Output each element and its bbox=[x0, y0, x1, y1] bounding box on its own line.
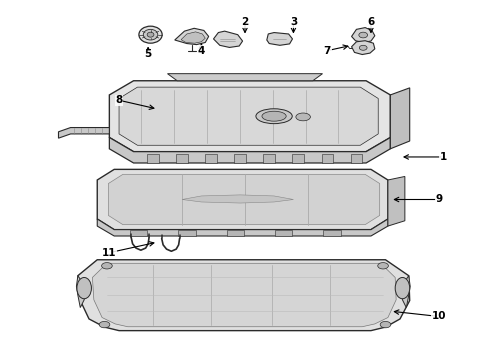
Ellipse shape bbox=[359, 32, 368, 38]
Polygon shape bbox=[147, 154, 159, 163]
Polygon shape bbox=[234, 154, 246, 163]
Polygon shape bbox=[214, 31, 243, 48]
Polygon shape bbox=[293, 154, 304, 163]
Polygon shape bbox=[205, 154, 217, 163]
Polygon shape bbox=[109, 138, 391, 163]
Ellipse shape bbox=[359, 45, 367, 50]
Text: 4: 4 bbox=[197, 46, 205, 56]
Polygon shape bbox=[323, 230, 341, 236]
Polygon shape bbox=[130, 230, 147, 236]
Polygon shape bbox=[351, 154, 362, 163]
Polygon shape bbox=[182, 195, 294, 203]
Text: 11: 11 bbox=[102, 248, 117, 258]
Polygon shape bbox=[267, 32, 293, 45]
Text: 3: 3 bbox=[290, 17, 297, 27]
Polygon shape bbox=[93, 263, 396, 327]
Polygon shape bbox=[168, 74, 322, 81]
Polygon shape bbox=[78, 260, 410, 330]
Polygon shape bbox=[58, 127, 109, 138]
Polygon shape bbox=[181, 32, 205, 43]
Ellipse shape bbox=[77, 278, 92, 299]
Ellipse shape bbox=[262, 111, 286, 121]
Polygon shape bbox=[178, 230, 196, 236]
Text: 9: 9 bbox=[435, 194, 442, 204]
Polygon shape bbox=[391, 88, 410, 149]
Polygon shape bbox=[352, 28, 375, 42]
Polygon shape bbox=[388, 176, 405, 226]
Polygon shape bbox=[109, 81, 391, 152]
Polygon shape bbox=[226, 230, 244, 236]
Polygon shape bbox=[175, 28, 209, 45]
Polygon shape bbox=[264, 154, 275, 163]
Text: 10: 10 bbox=[432, 311, 446, 321]
Polygon shape bbox=[119, 87, 378, 145]
Polygon shape bbox=[401, 276, 410, 307]
Polygon shape bbox=[176, 154, 188, 163]
Ellipse shape bbox=[147, 32, 154, 37]
Ellipse shape bbox=[378, 262, 389, 269]
Polygon shape bbox=[352, 41, 375, 54]
Polygon shape bbox=[76, 276, 85, 307]
Text: 7: 7 bbox=[324, 46, 331, 56]
Polygon shape bbox=[97, 169, 388, 230]
Polygon shape bbox=[108, 174, 380, 225]
Ellipse shape bbox=[296, 113, 310, 121]
Ellipse shape bbox=[101, 262, 112, 269]
Polygon shape bbox=[321, 154, 333, 163]
Ellipse shape bbox=[395, 278, 410, 299]
Text: 1: 1 bbox=[440, 152, 447, 162]
Ellipse shape bbox=[99, 321, 110, 328]
Text: 5: 5 bbox=[145, 49, 152, 59]
Ellipse shape bbox=[139, 26, 162, 43]
Text: 6: 6 bbox=[368, 17, 374, 27]
Polygon shape bbox=[275, 230, 293, 236]
Ellipse shape bbox=[143, 30, 158, 40]
Ellipse shape bbox=[380, 321, 391, 328]
Ellipse shape bbox=[256, 109, 292, 123]
Polygon shape bbox=[97, 219, 388, 236]
Text: 2: 2 bbox=[242, 17, 248, 27]
Text: 8: 8 bbox=[116, 95, 122, 105]
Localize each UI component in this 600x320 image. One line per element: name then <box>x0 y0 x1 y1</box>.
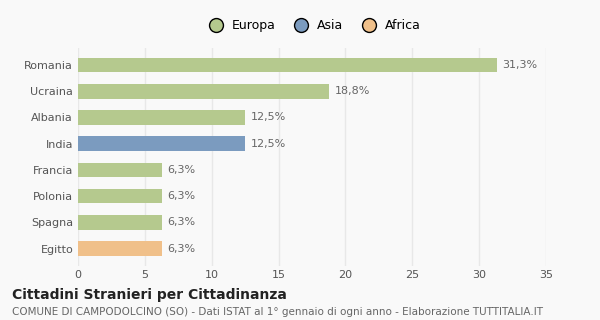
Bar <box>78 241 162 256</box>
Bar <box>78 215 162 229</box>
Text: Cittadini Stranieri per Cittadinanza: Cittadini Stranieri per Cittadinanza <box>12 288 287 302</box>
Bar <box>78 84 329 99</box>
Text: 12,5%: 12,5% <box>250 139 286 149</box>
Bar <box>78 110 245 125</box>
Text: 18,8%: 18,8% <box>335 86 370 96</box>
Legend: Europa, Asia, Africa: Europa, Asia, Africa <box>199 14 425 37</box>
Bar <box>78 163 162 177</box>
Text: 31,3%: 31,3% <box>502 60 537 70</box>
Bar <box>78 189 162 203</box>
Text: 6,3%: 6,3% <box>167 165 196 175</box>
Text: 6,3%: 6,3% <box>167 191 196 201</box>
Text: 6,3%: 6,3% <box>167 244 196 253</box>
Bar <box>78 137 245 151</box>
Text: 12,5%: 12,5% <box>250 113 286 123</box>
Text: COMUNE DI CAMPODOLCINO (SO) - Dati ISTAT al 1° gennaio di ogni anno - Elaborazio: COMUNE DI CAMPODOLCINO (SO) - Dati ISTAT… <box>12 307 543 317</box>
Text: 6,3%: 6,3% <box>167 217 196 227</box>
Bar <box>78 58 497 72</box>
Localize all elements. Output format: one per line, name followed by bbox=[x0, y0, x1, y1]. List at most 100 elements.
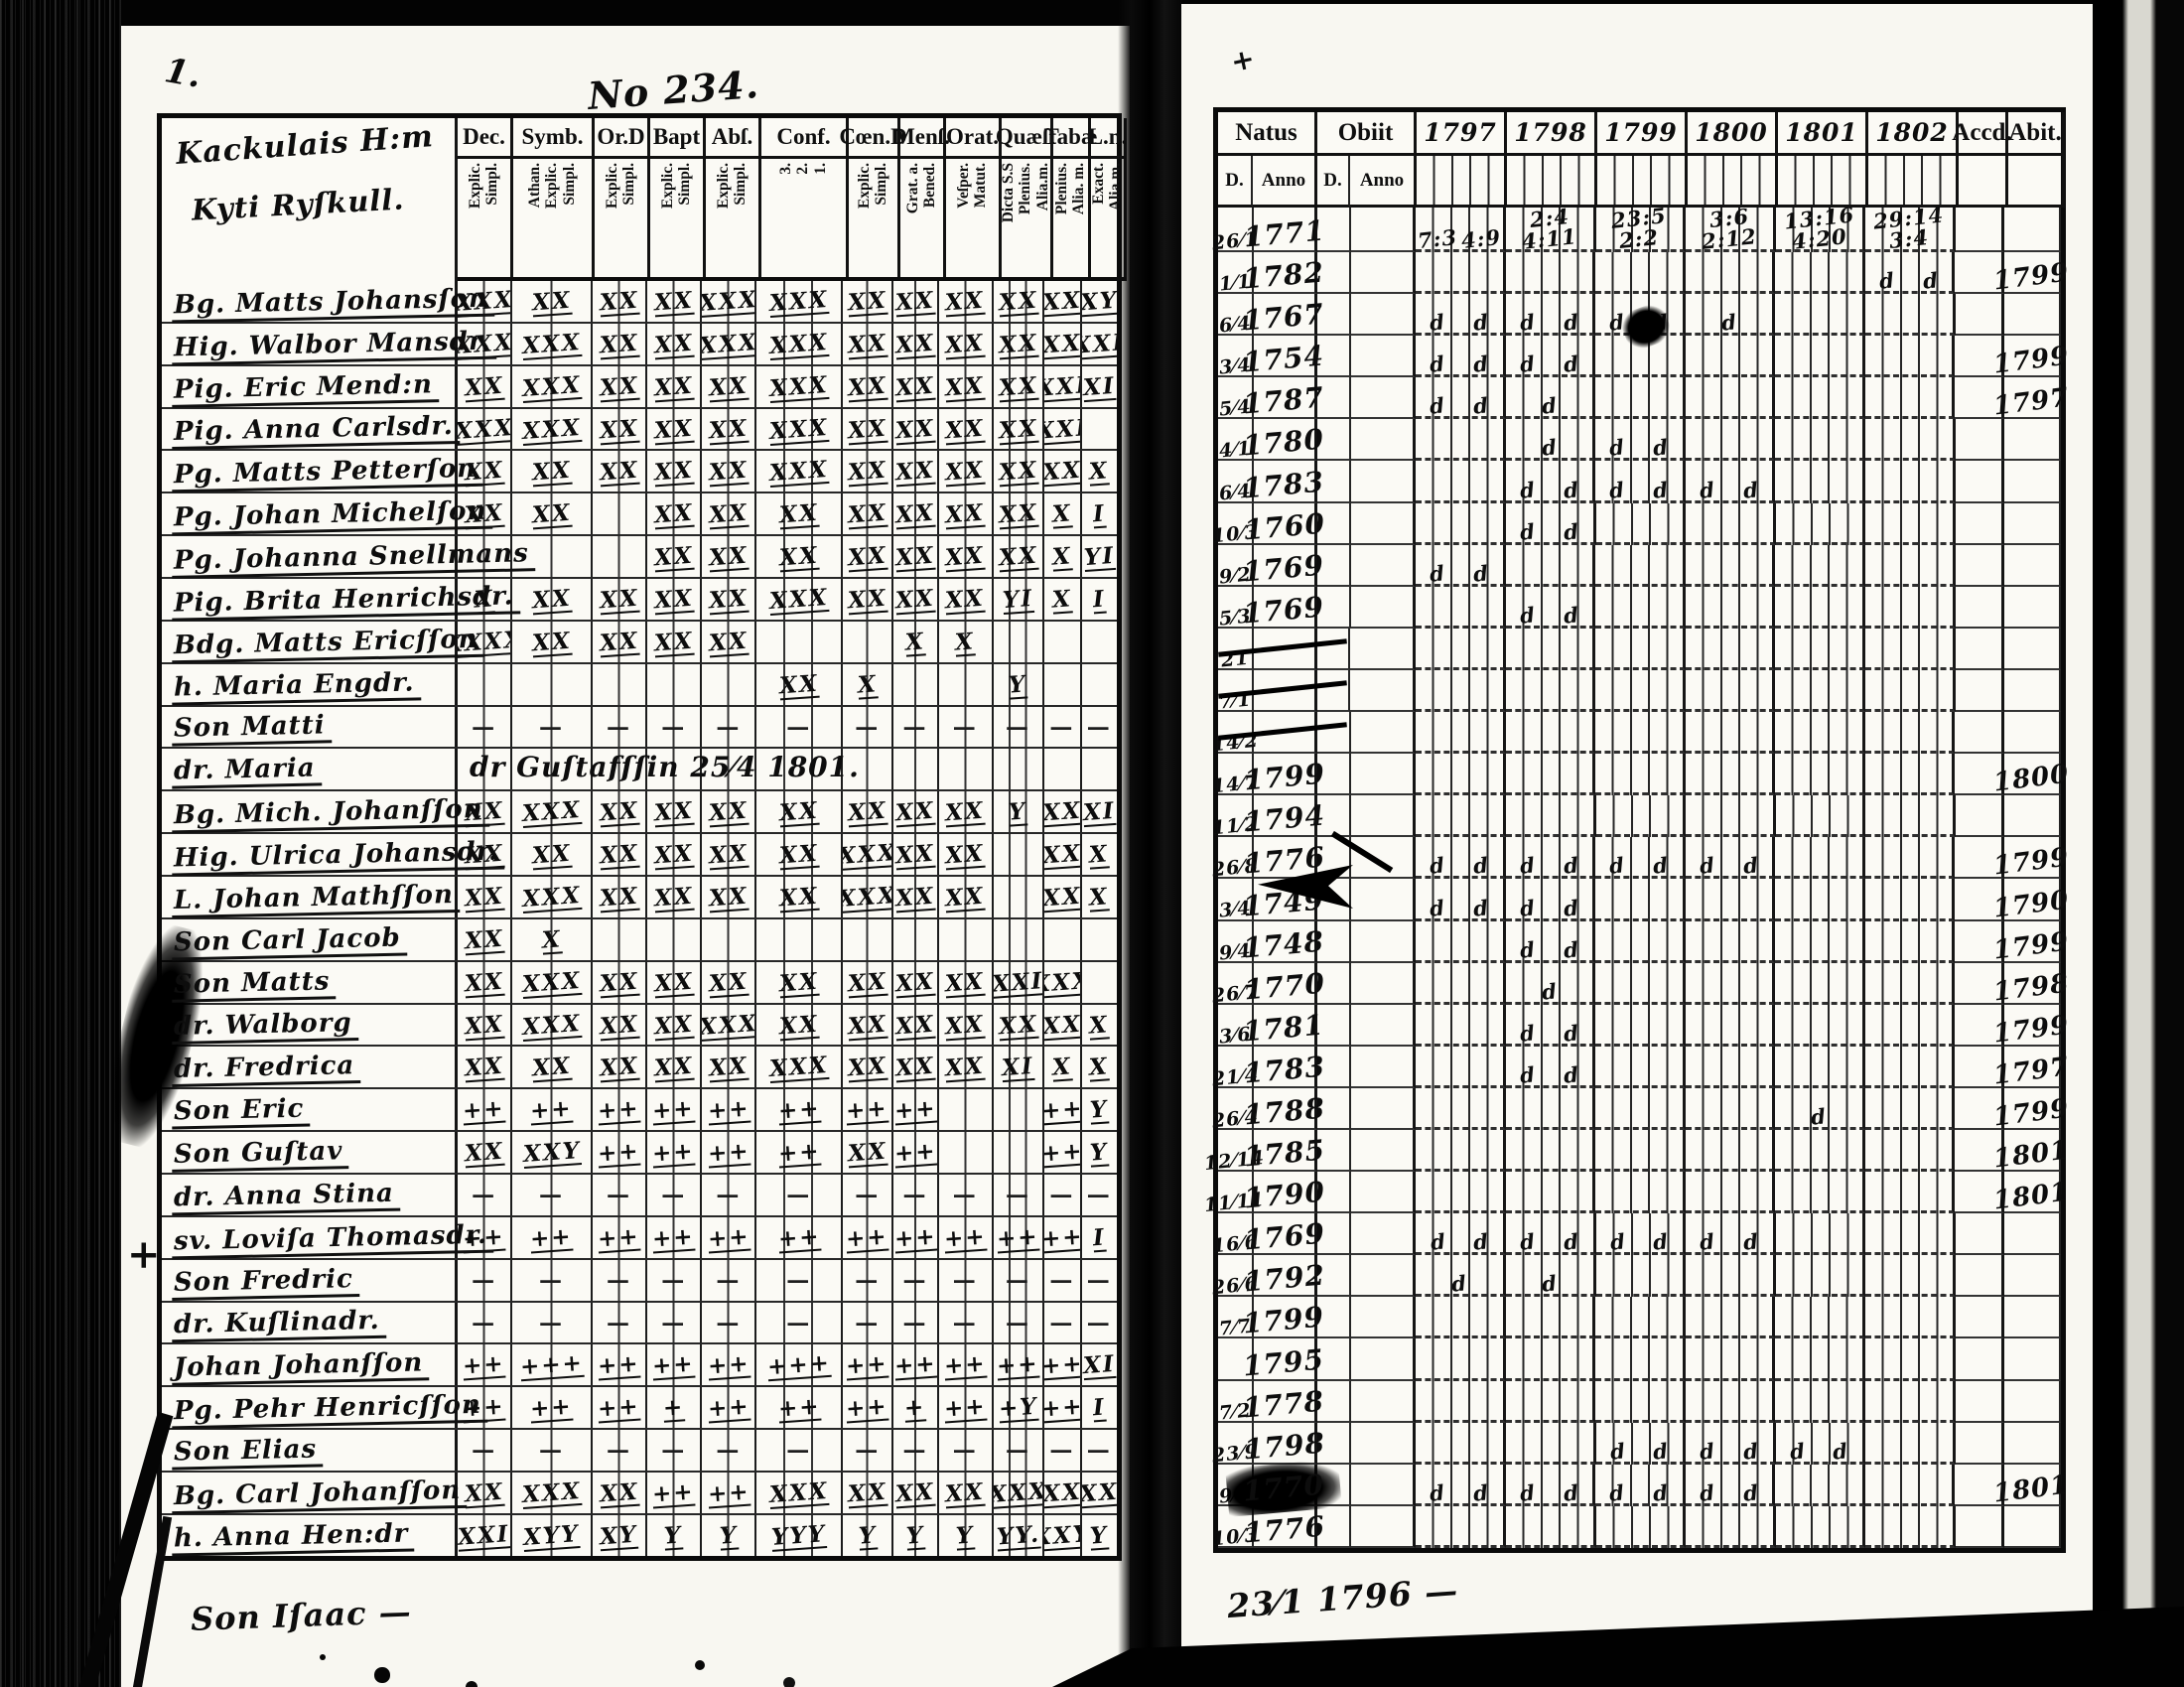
year-cell: 2:4 4:11 bbox=[1506, 204, 1596, 254]
accd-cell bbox=[1955, 712, 2005, 755]
communion-mark: d bbox=[1518, 351, 1537, 378]
attendance-marks: XXX bbox=[1044, 966, 1082, 998]
year-cell: d bbox=[1506, 1255, 1596, 1298]
year-cell bbox=[1505, 1338, 1596, 1381]
rotated-sublabel: Simpl. bbox=[873, 163, 889, 206]
year-cell bbox=[1864, 377, 1956, 420]
mark-cell: — bbox=[592, 1175, 648, 1215]
year-cell bbox=[1775, 294, 1865, 337]
header-sublabel: Anno bbox=[1252, 156, 1314, 208]
mark-cell: ++ bbox=[756, 1216, 844, 1258]
attendance-marks: XX bbox=[463, 967, 505, 998]
attendance-marks: ++ bbox=[706, 1094, 751, 1125]
header-group: Obiit D. Anno bbox=[1317, 112, 1417, 208]
attendance-marks: XXI bbox=[993, 966, 1045, 998]
mark-cell: XX bbox=[893, 877, 939, 917]
attendance-marks: XX bbox=[847, 1477, 888, 1508]
attendance-marks: XX bbox=[708, 584, 750, 615]
year-cell bbox=[1775, 1046, 1865, 1088]
person-name: Johan Johanſſon bbox=[171, 1348, 430, 1387]
empty-dash: — bbox=[1005, 1181, 1030, 1208]
attendance-marks: ++ bbox=[893, 1222, 938, 1253]
natus-year-value: 1754 bbox=[1242, 339, 1326, 379]
year-cell bbox=[1775, 1380, 1865, 1423]
natus-day: 16⁄6 bbox=[1211, 1213, 1259, 1258]
table-row: Son Matti — — — — — — — — — — — — bbox=[162, 706, 1117, 750]
accd-cell bbox=[1955, 754, 2004, 796]
village-title-cell: Kackulais H:m Kyti Ryſkull. bbox=[162, 118, 458, 281]
empty-dash: — bbox=[472, 1309, 497, 1336]
communion-mark: 3:4 bbox=[1887, 223, 1931, 254]
mark-cell: XX bbox=[938, 961, 994, 1003]
header-filler bbox=[1959, 156, 2005, 208]
column-sublabel: Athan. Explic. Simpl. bbox=[513, 159, 595, 277]
mark-cell: — bbox=[1082, 1175, 1117, 1215]
mark-cell: I bbox=[1082, 1387, 1117, 1428]
attendance-marks: XXX bbox=[520, 1009, 583, 1041]
communion-mark: d bbox=[1518, 1228, 1537, 1256]
attendance-marks: XX bbox=[894, 882, 936, 913]
communion-mark: d bbox=[1471, 392, 1490, 420]
attendance-marks: XX bbox=[652, 839, 695, 870]
mark-cell: ++ bbox=[756, 1089, 844, 1131]
natus-year: 1769 bbox=[1242, 586, 1326, 630]
accd-cell bbox=[1955, 795, 2005, 838]
natus-year: 1776 bbox=[1242, 1505, 1326, 1549]
mark-cell: — bbox=[1044, 1175, 1082, 1215]
mark-cell bbox=[756, 749, 844, 790]
mark-cell: XX bbox=[512, 579, 593, 620]
year-cell bbox=[1505, 252, 1596, 295]
mark-cell bbox=[1044, 621, 1082, 662]
table-row: 3⁄4 1754 d d d d 1799 bbox=[1218, 336, 2071, 380]
mark-cell bbox=[592, 749, 648, 790]
mark-cell: — bbox=[592, 706, 648, 748]
obiit-day bbox=[1316, 1380, 1351, 1423]
mark-cell: XX bbox=[512, 451, 593, 492]
mark-cell: — bbox=[938, 706, 994, 748]
accd-cell bbox=[1955, 1129, 2004, 1173]
attendance-marks: Y bbox=[1089, 1095, 1110, 1124]
year-cell bbox=[1685, 544, 1776, 587]
mark-cell: — bbox=[1044, 1430, 1082, 1472]
person-name: Pg. Pehr Henricſſon bbox=[171, 1390, 488, 1430]
header-label: Obiit bbox=[1317, 112, 1414, 156]
mark-cell: X bbox=[1082, 1005, 1117, 1046]
mark-cell: XXX bbox=[756, 1047, 844, 1088]
natus-year bbox=[1253, 628, 1317, 670]
communion-mark: d bbox=[1652, 1437, 1671, 1465]
attendance-marks: XX bbox=[463, 1137, 505, 1168]
mark-cell bbox=[1082, 664, 1117, 705]
abit-cell bbox=[2004, 628, 2062, 670]
accd-cell bbox=[1955, 1338, 2005, 1381]
year-cell bbox=[1864, 1464, 1956, 1506]
table-row: dr. Kuſlinadr. — — — — — — — — — — — — bbox=[162, 1302, 1117, 1345]
attendance-marks: XX bbox=[997, 414, 1039, 444]
mark-cell: — bbox=[1082, 1260, 1117, 1301]
communion-mark: d bbox=[1471, 559, 1491, 587]
empty-dash: — bbox=[952, 1309, 978, 1336]
year-cell bbox=[1685, 754, 1776, 796]
person-name: h. Maria Engdr. bbox=[171, 667, 421, 706]
attendance-marks: XX bbox=[944, 498, 987, 529]
mark-cell: ++ bbox=[702, 1089, 757, 1131]
mark-cell bbox=[993, 918, 1045, 960]
year-cell bbox=[1775, 419, 1865, 462]
year-cell bbox=[1595, 1172, 1686, 1214]
mark-cell: ++ bbox=[938, 1216, 994, 1258]
obiit-day bbox=[1316, 669, 1351, 713]
mark-cell: Y bbox=[702, 1514, 757, 1556]
year-cell bbox=[1416, 628, 1506, 670]
mark-cell: ++ bbox=[843, 1387, 894, 1429]
communion-mark: d bbox=[1429, 852, 1447, 880]
natus-year: 1795 bbox=[1242, 1338, 1326, 1382]
mark-cell: XXX bbox=[993, 1473, 1045, 1513]
year-cell: d bbox=[1416, 1255, 1506, 1298]
mark-cell: XX bbox=[702, 621, 757, 662]
year-cell bbox=[1595, 1380, 1686, 1423]
mark-cell: XXX bbox=[843, 877, 894, 917]
year-cell bbox=[1416, 1004, 1506, 1047]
────────
Return each line above that contains the string "dash". Matching is case-sensitive.

empty-dash: — bbox=[1005, 1181, 1030, 1208]
empty-dash: — bbox=[472, 1309, 497, 1336]
empty-dash: — bbox=[952, 1309, 978, 1336]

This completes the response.